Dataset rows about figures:
########

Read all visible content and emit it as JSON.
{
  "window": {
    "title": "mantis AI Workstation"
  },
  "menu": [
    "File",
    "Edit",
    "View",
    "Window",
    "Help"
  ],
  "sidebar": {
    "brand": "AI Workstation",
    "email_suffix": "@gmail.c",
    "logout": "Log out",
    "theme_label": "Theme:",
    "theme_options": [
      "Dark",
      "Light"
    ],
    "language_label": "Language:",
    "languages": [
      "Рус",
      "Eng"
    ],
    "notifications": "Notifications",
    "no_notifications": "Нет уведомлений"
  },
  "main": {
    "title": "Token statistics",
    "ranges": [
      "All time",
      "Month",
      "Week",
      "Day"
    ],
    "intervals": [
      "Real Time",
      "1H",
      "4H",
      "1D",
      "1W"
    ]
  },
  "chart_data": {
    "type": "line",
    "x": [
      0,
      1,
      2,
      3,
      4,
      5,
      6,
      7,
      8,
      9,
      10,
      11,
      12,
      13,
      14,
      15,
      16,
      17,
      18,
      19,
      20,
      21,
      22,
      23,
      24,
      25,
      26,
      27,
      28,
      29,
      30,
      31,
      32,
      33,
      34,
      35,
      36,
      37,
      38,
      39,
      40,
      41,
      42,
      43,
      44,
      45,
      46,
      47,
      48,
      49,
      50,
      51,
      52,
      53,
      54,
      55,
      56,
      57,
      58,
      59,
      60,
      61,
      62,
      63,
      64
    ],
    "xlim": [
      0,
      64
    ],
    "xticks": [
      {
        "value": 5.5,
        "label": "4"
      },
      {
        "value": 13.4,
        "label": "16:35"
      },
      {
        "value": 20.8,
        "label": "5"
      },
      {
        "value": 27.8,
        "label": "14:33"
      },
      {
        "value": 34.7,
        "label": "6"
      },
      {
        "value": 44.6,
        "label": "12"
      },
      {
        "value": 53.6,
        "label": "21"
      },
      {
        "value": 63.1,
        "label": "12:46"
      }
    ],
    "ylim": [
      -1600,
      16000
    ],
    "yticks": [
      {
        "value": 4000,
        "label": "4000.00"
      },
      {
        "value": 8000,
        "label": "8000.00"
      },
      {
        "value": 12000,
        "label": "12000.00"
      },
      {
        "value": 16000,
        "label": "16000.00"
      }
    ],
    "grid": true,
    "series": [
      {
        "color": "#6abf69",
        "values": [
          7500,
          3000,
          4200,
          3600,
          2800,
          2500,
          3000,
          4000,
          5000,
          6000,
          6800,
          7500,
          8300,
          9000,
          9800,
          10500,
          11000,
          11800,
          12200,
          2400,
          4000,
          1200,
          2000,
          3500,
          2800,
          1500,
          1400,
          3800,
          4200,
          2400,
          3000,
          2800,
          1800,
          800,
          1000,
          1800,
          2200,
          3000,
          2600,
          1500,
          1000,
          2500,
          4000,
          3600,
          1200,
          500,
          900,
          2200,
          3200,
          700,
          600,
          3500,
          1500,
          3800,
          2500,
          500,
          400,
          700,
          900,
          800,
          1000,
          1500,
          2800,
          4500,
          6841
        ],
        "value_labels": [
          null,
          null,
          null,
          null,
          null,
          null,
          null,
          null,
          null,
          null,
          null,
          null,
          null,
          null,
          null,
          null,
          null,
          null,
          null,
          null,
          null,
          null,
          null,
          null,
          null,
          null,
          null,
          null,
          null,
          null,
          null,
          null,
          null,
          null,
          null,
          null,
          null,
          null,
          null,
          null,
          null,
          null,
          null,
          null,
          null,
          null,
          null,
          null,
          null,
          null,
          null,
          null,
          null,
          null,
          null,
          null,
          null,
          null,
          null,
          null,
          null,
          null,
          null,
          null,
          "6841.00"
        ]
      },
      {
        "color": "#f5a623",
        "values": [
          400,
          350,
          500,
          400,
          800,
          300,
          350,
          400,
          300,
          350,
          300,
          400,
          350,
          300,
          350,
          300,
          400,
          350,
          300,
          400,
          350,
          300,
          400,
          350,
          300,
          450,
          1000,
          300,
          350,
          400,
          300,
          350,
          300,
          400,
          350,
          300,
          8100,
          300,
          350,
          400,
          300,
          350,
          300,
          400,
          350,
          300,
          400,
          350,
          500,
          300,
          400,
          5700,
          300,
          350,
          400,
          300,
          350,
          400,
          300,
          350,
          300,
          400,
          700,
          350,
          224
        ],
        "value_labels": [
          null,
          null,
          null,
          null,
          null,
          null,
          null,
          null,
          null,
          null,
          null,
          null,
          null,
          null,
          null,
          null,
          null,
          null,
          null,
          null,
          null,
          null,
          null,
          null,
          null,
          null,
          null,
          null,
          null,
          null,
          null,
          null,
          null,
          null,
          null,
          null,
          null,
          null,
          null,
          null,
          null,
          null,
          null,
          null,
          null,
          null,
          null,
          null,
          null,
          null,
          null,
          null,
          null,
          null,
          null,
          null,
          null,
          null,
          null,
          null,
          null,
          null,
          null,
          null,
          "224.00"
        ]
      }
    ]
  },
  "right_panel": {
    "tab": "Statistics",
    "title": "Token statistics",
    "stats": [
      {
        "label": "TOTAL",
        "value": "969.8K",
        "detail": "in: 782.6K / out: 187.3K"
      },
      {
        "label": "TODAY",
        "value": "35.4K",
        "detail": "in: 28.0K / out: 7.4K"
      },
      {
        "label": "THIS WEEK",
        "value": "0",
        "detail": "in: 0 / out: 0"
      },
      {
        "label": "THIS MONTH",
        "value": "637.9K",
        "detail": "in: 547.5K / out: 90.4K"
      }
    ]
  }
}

########

◆ THE PROBLEM
Extract every line that has the string "Workstation" in it.

◆ EXPECTED ANSWER
    "title": "mantis AI Workstation"
    "brand": "AI Workstation",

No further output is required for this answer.